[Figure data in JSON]
— begin —
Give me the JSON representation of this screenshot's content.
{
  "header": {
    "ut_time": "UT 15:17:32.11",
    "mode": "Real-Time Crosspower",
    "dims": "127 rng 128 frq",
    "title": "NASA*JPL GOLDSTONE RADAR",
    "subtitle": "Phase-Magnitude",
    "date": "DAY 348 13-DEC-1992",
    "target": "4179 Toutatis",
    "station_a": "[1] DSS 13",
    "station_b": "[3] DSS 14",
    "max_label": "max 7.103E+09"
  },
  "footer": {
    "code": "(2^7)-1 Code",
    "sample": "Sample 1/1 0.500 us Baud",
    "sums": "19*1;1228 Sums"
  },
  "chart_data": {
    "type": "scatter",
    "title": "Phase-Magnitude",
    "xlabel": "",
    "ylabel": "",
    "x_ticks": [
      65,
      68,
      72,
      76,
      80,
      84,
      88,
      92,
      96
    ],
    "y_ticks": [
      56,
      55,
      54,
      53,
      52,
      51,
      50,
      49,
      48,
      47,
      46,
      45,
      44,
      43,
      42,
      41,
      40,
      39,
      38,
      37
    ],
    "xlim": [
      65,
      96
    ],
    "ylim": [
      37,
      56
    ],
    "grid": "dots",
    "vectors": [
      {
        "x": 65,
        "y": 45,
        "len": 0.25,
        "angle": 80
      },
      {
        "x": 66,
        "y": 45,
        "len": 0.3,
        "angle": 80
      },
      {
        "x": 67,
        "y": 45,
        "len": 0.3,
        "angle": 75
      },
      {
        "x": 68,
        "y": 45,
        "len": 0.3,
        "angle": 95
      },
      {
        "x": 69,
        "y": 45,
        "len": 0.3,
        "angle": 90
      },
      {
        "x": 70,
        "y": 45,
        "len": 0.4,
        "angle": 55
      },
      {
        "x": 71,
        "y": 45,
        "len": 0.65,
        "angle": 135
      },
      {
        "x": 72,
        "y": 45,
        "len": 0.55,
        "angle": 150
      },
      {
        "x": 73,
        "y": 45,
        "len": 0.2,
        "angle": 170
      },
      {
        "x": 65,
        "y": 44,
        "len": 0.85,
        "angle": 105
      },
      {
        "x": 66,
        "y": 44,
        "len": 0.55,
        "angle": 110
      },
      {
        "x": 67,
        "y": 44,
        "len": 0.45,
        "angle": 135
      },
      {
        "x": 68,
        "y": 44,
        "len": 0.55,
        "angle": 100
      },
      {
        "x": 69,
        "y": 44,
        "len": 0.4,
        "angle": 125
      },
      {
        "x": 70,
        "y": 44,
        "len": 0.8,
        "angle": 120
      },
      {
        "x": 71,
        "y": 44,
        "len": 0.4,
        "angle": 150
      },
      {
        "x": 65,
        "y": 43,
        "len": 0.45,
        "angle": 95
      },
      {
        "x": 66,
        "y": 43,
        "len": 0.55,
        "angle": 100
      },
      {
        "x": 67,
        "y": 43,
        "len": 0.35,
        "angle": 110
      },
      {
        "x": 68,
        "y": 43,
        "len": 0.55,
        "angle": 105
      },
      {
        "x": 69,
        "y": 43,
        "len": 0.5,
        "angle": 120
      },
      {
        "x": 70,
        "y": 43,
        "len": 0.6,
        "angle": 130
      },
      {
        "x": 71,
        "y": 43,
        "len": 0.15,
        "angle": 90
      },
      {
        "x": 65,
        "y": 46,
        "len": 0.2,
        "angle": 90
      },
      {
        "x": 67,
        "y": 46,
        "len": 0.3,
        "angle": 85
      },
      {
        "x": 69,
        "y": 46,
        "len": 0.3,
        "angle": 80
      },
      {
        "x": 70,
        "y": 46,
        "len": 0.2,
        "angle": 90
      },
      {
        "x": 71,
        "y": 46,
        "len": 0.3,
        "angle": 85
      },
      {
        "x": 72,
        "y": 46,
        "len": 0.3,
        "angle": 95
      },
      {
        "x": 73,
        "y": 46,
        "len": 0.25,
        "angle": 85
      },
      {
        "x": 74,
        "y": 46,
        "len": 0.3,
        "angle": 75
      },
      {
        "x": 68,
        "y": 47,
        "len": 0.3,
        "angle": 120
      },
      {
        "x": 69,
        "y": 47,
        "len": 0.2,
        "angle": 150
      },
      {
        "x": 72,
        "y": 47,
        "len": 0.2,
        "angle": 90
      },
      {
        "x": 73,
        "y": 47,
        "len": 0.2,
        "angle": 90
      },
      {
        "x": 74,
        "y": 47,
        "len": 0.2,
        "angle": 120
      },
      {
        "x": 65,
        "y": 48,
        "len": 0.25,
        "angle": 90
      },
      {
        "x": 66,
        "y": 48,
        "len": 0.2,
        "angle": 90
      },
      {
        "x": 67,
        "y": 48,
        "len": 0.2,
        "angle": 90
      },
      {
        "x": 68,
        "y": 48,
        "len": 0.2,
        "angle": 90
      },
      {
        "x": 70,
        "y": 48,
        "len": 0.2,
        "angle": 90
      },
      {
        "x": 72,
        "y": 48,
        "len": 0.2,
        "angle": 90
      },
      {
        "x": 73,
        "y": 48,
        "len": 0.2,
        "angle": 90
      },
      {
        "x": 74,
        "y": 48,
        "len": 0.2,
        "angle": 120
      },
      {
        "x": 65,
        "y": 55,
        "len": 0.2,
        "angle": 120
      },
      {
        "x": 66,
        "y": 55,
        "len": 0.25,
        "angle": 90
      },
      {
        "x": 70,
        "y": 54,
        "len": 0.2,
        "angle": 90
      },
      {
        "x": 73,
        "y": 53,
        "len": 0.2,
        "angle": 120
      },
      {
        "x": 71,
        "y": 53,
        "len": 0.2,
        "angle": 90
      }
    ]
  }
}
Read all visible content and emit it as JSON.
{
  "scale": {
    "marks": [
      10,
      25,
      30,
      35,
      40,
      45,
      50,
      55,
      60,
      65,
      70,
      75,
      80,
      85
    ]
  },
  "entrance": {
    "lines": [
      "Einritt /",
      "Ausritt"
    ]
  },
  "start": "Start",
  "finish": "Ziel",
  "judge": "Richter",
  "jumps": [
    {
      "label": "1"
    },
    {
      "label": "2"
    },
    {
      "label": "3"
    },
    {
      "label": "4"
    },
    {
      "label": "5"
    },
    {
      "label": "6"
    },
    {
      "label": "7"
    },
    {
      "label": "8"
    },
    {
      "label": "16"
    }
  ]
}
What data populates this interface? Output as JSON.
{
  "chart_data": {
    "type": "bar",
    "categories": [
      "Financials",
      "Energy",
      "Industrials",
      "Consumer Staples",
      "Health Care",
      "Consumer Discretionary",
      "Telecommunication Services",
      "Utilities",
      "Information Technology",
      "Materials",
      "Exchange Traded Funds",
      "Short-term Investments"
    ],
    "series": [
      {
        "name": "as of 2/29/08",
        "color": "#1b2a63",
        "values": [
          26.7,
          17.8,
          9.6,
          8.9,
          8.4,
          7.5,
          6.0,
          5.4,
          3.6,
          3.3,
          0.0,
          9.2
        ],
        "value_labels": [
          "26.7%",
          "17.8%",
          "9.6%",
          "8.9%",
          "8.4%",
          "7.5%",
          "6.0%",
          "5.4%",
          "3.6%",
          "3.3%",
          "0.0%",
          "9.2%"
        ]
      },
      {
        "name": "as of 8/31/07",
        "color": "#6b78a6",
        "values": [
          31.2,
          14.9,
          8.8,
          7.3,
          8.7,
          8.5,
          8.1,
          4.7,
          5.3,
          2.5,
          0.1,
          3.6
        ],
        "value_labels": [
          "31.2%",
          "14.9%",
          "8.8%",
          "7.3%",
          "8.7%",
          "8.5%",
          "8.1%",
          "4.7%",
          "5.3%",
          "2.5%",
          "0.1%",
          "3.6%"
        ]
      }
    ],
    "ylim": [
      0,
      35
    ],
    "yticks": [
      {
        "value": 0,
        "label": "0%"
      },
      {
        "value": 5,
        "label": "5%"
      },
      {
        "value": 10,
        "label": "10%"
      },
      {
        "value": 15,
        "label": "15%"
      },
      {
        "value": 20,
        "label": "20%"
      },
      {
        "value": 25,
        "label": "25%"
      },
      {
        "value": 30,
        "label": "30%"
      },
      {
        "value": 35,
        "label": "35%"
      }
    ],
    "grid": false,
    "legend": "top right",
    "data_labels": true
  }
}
— end —
§ Written task:
From the data above, copy each line where the string "this" appears.

§ Worked answer:
Give me the JSON representation of this screenshot's content.
What data populates this interface? Output as JSON.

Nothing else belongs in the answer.